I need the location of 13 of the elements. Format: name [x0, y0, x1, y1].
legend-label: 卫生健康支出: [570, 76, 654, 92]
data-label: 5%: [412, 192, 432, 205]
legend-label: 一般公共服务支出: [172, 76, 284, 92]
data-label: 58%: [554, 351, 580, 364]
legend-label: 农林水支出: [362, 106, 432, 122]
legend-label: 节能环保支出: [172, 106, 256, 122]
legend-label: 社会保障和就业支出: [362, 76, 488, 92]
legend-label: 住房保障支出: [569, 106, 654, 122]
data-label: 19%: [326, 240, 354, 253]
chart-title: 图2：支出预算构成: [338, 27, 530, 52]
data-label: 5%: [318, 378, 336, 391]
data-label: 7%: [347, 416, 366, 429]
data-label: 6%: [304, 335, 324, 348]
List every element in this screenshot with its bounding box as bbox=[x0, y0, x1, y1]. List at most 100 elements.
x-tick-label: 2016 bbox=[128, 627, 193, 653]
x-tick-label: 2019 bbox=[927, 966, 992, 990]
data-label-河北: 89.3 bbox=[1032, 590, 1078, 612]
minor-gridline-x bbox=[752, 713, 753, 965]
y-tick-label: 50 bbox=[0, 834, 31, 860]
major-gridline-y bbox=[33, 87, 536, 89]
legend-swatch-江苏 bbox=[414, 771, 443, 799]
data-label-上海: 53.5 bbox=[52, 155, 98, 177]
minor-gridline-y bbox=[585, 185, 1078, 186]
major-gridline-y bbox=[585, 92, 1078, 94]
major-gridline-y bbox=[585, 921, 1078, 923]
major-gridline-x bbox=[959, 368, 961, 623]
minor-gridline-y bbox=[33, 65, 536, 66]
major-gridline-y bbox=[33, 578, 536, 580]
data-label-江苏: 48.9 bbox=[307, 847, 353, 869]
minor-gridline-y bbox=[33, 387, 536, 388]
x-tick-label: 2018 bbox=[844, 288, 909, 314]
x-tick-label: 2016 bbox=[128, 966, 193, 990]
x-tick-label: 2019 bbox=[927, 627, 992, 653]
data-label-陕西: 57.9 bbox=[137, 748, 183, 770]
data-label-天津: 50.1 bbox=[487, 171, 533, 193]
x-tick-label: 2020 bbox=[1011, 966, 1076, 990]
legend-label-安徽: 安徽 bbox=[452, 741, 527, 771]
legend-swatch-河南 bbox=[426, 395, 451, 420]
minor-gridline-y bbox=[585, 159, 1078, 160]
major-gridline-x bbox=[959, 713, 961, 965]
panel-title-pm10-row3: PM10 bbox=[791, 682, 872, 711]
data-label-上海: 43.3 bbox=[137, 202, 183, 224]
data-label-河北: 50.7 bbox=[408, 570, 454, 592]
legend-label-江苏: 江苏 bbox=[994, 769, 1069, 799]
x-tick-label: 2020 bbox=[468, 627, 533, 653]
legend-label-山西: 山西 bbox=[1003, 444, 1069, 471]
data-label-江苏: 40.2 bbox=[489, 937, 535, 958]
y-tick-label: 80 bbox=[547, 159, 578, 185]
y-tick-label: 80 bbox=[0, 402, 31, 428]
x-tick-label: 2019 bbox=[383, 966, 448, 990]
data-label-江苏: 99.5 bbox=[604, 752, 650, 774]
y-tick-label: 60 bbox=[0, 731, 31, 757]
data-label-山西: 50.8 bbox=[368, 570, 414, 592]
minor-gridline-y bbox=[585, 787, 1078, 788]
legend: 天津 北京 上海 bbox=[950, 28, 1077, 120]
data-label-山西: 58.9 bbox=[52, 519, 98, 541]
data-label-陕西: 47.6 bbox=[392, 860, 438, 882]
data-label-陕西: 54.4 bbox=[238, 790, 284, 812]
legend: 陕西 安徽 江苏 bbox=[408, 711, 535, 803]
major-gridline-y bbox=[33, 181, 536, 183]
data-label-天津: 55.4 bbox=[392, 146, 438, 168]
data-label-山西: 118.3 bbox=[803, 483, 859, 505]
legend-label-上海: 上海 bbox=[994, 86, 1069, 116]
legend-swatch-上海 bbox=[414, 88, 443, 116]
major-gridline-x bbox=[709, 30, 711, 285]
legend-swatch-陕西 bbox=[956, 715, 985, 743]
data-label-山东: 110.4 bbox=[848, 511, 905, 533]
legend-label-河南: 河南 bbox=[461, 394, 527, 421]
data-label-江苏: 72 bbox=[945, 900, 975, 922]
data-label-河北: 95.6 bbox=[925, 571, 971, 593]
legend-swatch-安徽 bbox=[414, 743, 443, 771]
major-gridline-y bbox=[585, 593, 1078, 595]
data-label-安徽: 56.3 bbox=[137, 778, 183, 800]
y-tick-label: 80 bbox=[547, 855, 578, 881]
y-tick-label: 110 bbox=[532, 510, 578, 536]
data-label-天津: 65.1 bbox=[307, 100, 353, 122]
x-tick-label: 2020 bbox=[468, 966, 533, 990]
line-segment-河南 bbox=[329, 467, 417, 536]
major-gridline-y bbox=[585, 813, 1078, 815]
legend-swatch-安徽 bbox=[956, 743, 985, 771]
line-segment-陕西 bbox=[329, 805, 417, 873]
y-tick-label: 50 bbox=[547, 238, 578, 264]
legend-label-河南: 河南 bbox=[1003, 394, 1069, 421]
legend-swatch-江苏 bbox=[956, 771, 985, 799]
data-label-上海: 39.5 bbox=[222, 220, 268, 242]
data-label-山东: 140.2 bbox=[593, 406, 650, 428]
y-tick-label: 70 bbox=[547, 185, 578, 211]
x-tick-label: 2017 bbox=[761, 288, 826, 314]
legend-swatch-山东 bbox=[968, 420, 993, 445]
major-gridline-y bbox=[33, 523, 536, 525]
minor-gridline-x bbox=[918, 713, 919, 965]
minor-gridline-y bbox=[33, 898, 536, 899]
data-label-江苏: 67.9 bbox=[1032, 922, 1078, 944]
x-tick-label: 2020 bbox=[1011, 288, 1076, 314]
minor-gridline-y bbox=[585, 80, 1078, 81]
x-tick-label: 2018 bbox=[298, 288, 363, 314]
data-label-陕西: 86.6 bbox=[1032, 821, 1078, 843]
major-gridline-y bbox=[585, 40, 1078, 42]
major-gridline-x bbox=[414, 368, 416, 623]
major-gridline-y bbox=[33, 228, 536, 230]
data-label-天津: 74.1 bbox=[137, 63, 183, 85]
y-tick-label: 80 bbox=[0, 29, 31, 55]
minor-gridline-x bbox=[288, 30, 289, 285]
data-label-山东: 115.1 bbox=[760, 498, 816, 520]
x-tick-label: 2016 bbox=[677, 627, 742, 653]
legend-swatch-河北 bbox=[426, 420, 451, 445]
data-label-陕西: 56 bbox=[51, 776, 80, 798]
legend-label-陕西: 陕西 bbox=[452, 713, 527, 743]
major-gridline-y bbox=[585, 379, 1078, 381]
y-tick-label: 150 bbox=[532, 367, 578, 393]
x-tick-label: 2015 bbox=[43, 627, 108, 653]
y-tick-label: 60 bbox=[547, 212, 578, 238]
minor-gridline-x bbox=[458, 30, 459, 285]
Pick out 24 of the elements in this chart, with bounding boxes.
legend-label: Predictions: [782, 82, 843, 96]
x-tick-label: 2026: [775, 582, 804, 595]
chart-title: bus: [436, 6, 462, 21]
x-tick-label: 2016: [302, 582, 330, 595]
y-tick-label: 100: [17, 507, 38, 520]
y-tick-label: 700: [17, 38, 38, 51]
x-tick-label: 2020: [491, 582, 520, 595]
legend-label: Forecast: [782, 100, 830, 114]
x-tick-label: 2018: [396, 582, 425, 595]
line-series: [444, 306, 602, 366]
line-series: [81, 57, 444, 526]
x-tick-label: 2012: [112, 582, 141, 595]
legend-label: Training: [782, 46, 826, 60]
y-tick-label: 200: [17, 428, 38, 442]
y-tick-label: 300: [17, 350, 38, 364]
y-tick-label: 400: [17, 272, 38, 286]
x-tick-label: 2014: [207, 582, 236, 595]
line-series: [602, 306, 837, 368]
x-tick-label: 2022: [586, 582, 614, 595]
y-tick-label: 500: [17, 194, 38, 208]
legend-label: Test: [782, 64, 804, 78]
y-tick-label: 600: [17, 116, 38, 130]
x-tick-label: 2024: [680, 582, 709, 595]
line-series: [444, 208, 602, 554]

EXERCISE AIM: Reproduce the entries word for word, starting with the first line and ending with the line that contains "data-label: 19%: [326, 240, 354, 253]", including both of those lines.

THE SOLUTION:
I need the location of 13 of the elements. Format: name [x0, y0, x1, y1].
legend-label: 卫生健康支出: [570, 76, 654, 92]
data-label: 5%: [412, 192, 432, 205]
legend-label: 一般公共服务支出: [172, 76, 284, 92]
data-label: 58%: [554, 351, 580, 364]
legend-label: 农林水支出: [362, 106, 432, 122]
legend-label: 节能环保支出: [172, 106, 256, 122]
legend-label: 社会保障和就业支出: [362, 76, 488, 92]
legend-label: 住房保障支出: [569, 106, 654, 122]
data-label: 19%: [326, 240, 354, 253]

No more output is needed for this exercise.